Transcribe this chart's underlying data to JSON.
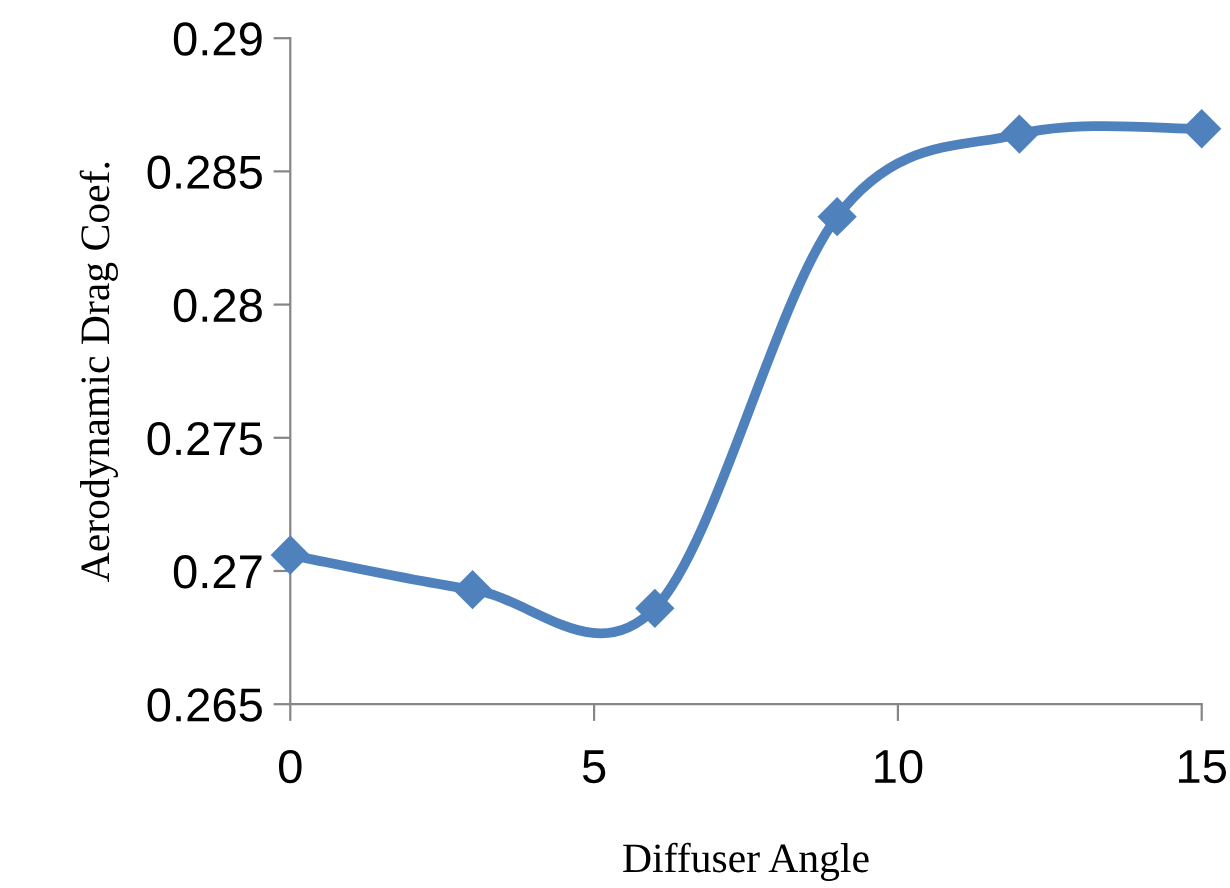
{
  "chart_data": {
    "type": "line",
    "xlabel": "Diffuser Angle",
    "ylabel": "Aerodynamic Drag Coef.",
    "x": [
      0,
      3,
      6,
      9,
      12,
      15
    ],
    "series": [
      {
        "color": "#4f81bd",
        "values": [
          0.2706,
          0.2693,
          0.2686,
          0.2833,
          0.2864,
          0.2866
        ]
      }
    ],
    "xlim": [
      0,
      15
    ],
    "xticks": [
      0,
      5,
      10,
      15
    ],
    "ylim": [
      0.265,
      0.29
    ],
    "yticks": [
      0.265,
      0.27,
      0.275,
      0.28,
      0.285,
      0.29
    ],
    "grid": false,
    "legend": false,
    "marker": "diamond",
    "line_style": "solid"
  }
}
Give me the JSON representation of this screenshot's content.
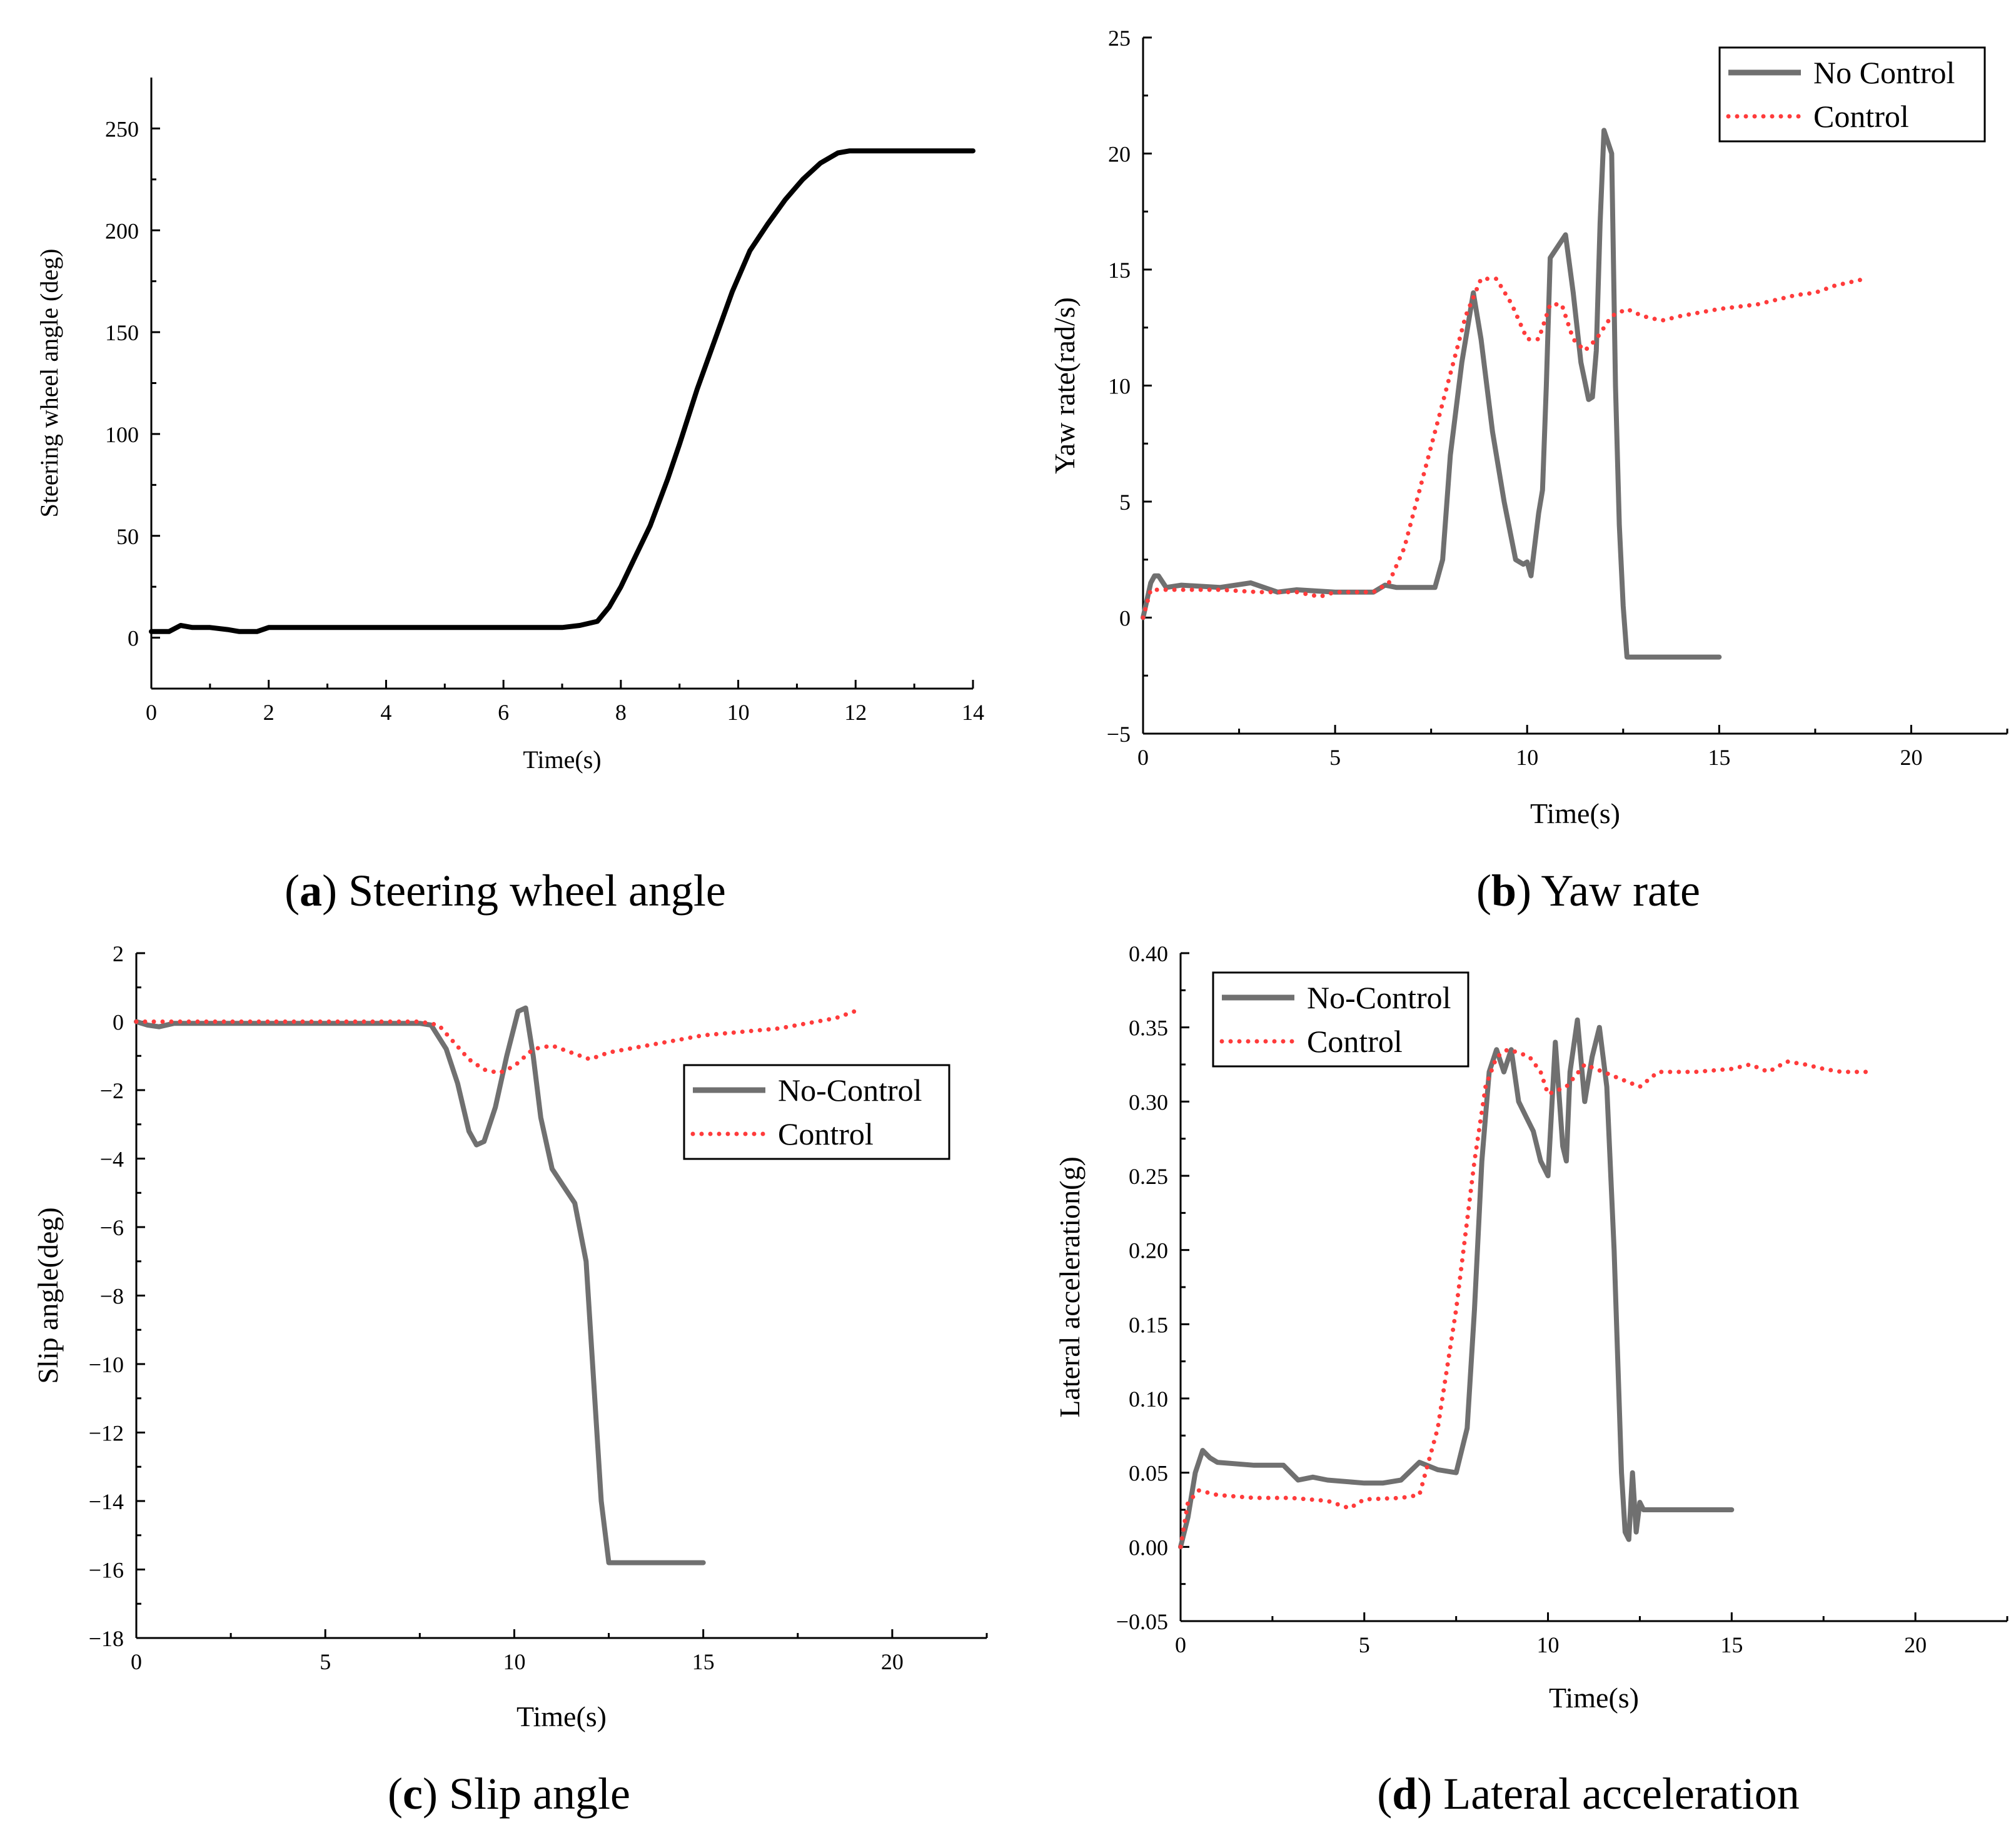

====

## Aim
Reproduce all of the material above word for word. Omit the pictures.

## Solution to the problem
Transcribe this chart's underlying data to JSON.
{
  "chart_data": {
    "type": "line",
    "xlabel": "Diffuser Angle",
    "ylabel": "Aerodynamic Drag Coef.",
    "x": [
      0,
      3,
      6,
      9,
      12,
      15
    ],
    "series": [
      {
        "color": "#4f81bd",
        "values": [
          0.2706,
          0.2693,
          0.2686,
          0.2833,
          0.2864,
          0.2866
        ]
      }
    ],
    "xlim": [
      0,
      15
    ],
    "xticks": [
      0,
      5,
      10,
      15
    ],
    "ylim": [
      0.265,
      0.29
    ],
    "yticks": [
      0.265,
      0.27,
      0.275,
      0.28,
      0.285,
      0.29
    ],
    "grid": false,
    "legend": false,
    "marker": "diamond",
    "line_style": "solid"
  }
}
Give me the JSON representation of this screenshot's content.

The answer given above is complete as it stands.